-- Start --

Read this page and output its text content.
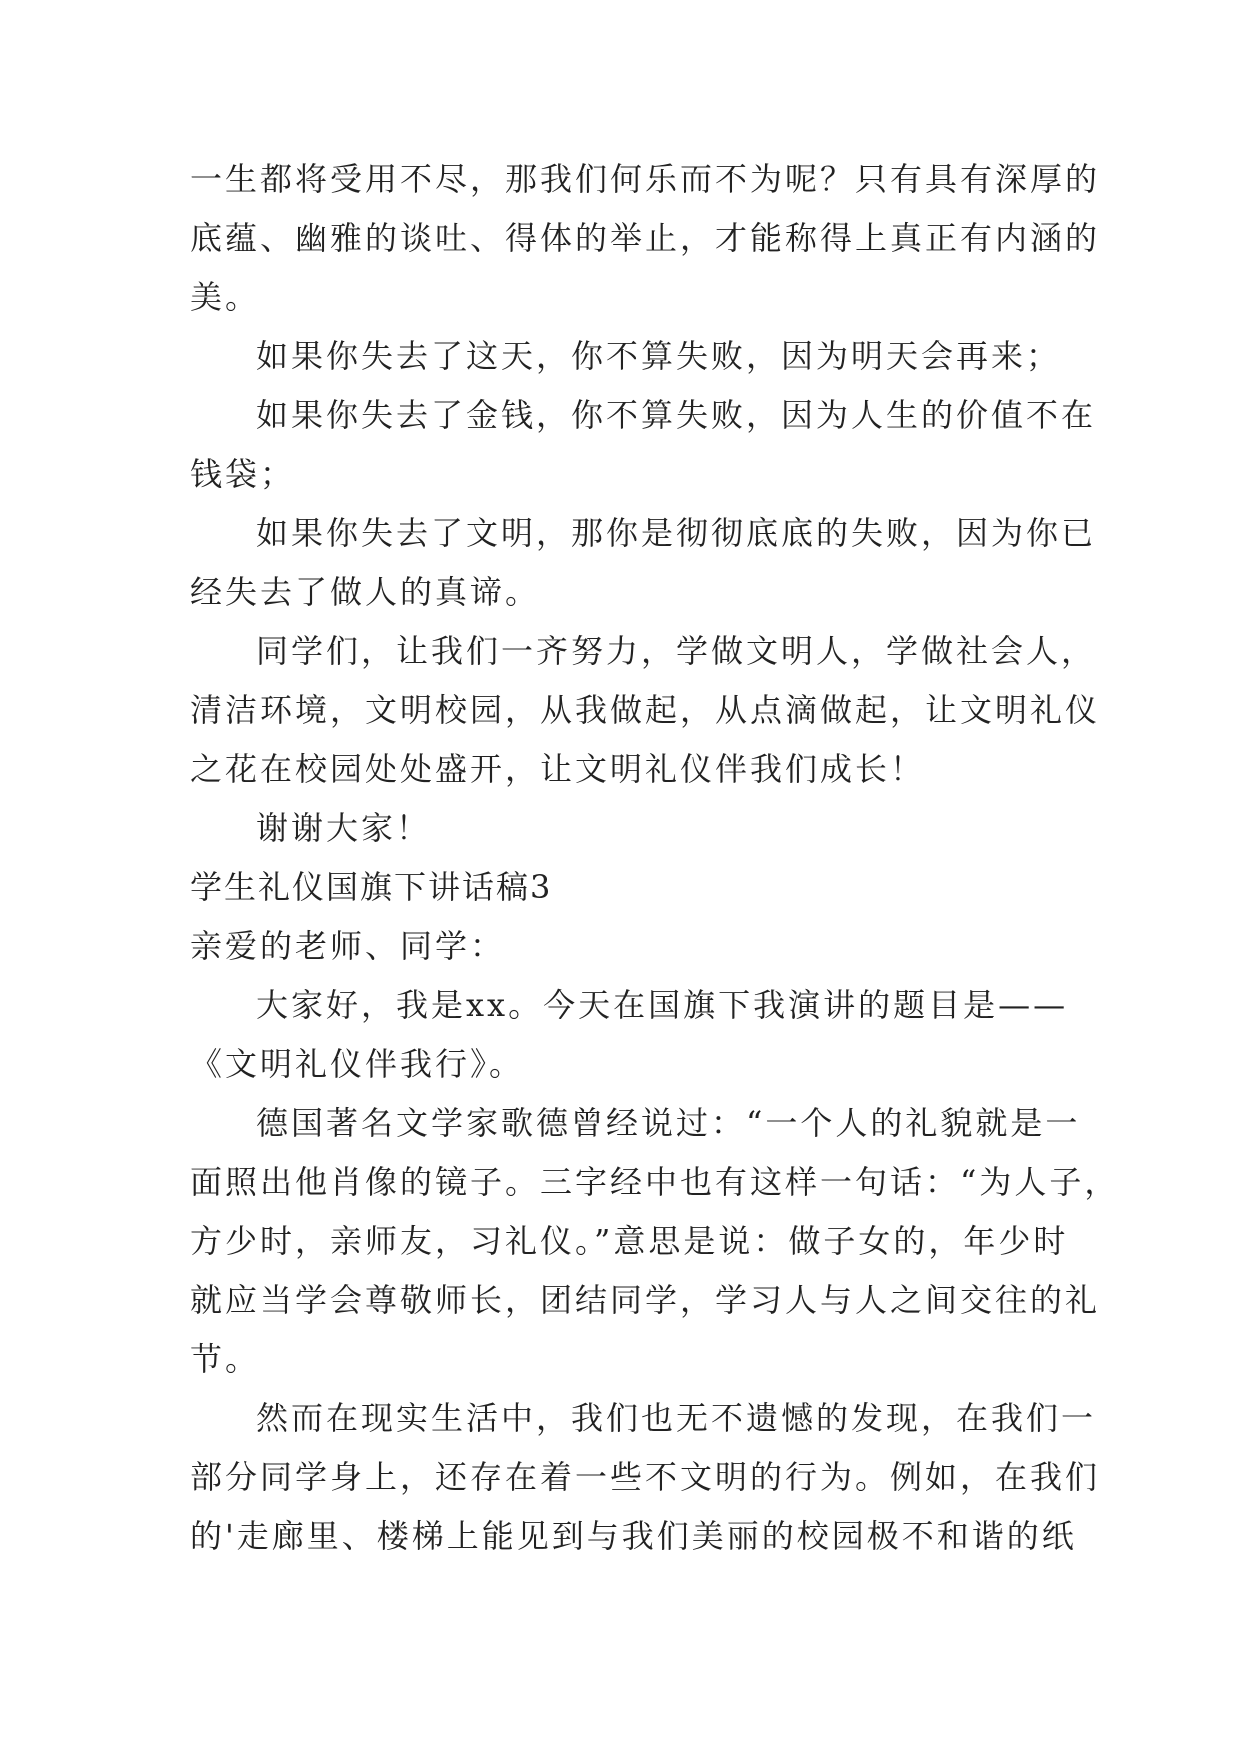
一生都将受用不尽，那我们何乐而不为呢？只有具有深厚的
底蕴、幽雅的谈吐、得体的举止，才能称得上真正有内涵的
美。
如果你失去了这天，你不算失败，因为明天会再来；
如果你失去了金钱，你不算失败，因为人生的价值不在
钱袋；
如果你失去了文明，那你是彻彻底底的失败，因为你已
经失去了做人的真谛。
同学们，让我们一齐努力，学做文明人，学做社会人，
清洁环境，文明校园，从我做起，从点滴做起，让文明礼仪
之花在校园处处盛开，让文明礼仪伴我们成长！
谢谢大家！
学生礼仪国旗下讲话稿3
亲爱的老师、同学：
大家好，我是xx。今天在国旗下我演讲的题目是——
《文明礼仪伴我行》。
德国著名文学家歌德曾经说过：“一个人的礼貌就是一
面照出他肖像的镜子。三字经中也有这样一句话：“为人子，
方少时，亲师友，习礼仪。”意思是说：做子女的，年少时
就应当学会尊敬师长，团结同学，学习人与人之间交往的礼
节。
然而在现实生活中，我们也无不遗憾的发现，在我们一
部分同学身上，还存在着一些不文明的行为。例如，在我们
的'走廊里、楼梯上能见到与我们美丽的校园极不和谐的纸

-- End --

THE REQUEST >> Check all the records above and select each line where the string "你不算失败" is found.

SOLUTION TO THE EXERCISE >>
如果你失去了这天，你不算失败，因为明天会再来；
如果你失去了金钱，你不算失败，因为人生的价值不在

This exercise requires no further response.